> _任务简述_
下方摘录中,以某网站为例进行爬取时用的是哪个库?

在使用Kotlin进行页面分析和爬取数据时,我们需要用到爬虫。但是如果是https协议,可能需要进行安全校验。

我们以某网站(内容保护,不指明)为例,使用Jsoup库进行爬取。

当我们运行时,会报错:

1
2
3
4
5
6
7
8
9
10
11
12
13
14
15
16
17
18
19
20
21
22
23
24
25
26
27
28
29
30
31
32
33
34
35
Exception in thread "main" javax.net.ssl.SSLHandshakeException: sun.security.validator.ValidatorException: PKIX path building failed: sun.security.provider.certpath.SunCertPathBuilderException: unable to find valid certification path to requested target
at sun.security.ssl.Alerts.getSSLException(Alerts.java:192)
at sun.security.ssl.SSLSocketImpl.fatal(SSLSocketImpl.java:1946)
at sun.security.ssl.Handshaker.fatalSE(Handshaker.java:316)

(页面版面解析数据)

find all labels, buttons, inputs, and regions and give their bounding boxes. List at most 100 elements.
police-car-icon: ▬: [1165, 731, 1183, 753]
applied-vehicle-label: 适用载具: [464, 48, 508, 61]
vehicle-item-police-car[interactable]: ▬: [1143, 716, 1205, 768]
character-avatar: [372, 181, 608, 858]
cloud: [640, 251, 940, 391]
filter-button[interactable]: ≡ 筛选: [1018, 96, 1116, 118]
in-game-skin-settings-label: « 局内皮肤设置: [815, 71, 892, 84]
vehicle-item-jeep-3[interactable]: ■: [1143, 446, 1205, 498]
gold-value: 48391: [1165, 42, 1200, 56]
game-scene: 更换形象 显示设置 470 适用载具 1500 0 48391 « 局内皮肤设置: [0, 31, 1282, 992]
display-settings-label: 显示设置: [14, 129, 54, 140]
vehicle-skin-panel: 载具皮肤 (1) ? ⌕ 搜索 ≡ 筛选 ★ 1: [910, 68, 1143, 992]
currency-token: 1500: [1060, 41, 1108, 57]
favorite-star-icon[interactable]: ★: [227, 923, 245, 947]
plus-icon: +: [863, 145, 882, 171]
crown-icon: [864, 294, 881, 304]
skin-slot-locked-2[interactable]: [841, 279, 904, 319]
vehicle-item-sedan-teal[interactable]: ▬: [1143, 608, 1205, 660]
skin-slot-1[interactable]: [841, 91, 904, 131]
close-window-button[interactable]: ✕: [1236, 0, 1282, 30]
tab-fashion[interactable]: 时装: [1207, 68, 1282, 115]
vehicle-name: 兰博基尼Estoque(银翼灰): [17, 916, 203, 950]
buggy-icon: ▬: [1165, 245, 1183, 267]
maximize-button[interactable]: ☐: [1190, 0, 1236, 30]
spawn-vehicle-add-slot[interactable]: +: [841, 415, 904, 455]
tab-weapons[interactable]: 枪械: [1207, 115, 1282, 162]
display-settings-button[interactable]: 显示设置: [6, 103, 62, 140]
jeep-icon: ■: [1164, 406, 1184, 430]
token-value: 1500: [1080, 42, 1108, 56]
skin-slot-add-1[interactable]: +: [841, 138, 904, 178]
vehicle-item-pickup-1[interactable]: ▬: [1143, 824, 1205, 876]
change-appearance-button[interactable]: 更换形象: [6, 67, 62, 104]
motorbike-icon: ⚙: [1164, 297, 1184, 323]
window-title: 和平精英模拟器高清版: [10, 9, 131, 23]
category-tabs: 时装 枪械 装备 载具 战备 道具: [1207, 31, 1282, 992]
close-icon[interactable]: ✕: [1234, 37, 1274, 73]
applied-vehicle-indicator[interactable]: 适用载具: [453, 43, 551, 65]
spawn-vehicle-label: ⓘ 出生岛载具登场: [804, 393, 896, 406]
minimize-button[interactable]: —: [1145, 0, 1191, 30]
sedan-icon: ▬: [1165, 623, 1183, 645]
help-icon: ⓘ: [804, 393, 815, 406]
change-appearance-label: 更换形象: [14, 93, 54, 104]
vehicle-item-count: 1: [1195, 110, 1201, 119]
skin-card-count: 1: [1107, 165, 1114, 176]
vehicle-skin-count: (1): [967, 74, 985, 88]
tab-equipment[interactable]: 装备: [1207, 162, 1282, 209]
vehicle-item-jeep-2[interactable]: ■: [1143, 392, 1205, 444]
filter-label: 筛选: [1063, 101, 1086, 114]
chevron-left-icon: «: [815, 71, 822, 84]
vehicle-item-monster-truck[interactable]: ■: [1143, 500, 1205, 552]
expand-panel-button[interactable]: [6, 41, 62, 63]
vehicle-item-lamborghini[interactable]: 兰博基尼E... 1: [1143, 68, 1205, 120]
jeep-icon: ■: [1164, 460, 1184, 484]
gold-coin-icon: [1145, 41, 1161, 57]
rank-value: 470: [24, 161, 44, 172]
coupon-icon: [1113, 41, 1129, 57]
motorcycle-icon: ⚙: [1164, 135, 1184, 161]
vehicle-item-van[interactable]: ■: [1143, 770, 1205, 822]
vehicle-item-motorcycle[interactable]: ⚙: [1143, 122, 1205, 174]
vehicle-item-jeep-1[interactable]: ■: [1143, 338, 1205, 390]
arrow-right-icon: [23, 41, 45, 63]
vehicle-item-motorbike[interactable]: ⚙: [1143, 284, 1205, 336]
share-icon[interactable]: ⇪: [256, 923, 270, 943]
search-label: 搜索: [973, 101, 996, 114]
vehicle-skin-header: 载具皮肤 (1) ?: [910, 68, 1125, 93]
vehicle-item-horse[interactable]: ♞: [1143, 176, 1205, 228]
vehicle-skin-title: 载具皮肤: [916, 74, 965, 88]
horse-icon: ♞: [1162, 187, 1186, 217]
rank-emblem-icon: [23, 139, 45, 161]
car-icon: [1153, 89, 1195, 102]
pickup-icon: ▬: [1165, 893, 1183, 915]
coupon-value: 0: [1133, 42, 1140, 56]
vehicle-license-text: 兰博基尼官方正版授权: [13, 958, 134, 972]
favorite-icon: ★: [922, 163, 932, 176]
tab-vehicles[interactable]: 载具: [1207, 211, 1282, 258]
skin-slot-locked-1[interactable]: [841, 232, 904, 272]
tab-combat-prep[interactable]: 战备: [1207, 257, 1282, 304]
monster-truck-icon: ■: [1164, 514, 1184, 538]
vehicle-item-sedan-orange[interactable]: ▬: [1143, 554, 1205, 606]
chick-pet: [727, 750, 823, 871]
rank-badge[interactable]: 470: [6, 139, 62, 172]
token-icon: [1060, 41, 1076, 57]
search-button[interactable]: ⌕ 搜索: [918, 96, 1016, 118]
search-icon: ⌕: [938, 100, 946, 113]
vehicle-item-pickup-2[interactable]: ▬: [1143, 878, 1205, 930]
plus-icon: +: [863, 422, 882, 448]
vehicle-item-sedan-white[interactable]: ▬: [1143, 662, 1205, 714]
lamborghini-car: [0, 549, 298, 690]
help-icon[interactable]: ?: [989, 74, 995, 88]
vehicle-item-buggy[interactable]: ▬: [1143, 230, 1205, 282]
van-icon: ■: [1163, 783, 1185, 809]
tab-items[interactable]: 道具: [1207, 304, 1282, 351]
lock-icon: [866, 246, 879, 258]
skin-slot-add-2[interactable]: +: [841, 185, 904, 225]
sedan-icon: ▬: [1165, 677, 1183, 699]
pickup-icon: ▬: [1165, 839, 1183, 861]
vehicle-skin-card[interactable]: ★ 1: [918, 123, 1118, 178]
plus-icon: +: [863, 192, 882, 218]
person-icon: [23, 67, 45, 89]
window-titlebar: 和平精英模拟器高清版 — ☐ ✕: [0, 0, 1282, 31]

> _问题解答_
Jsoup库。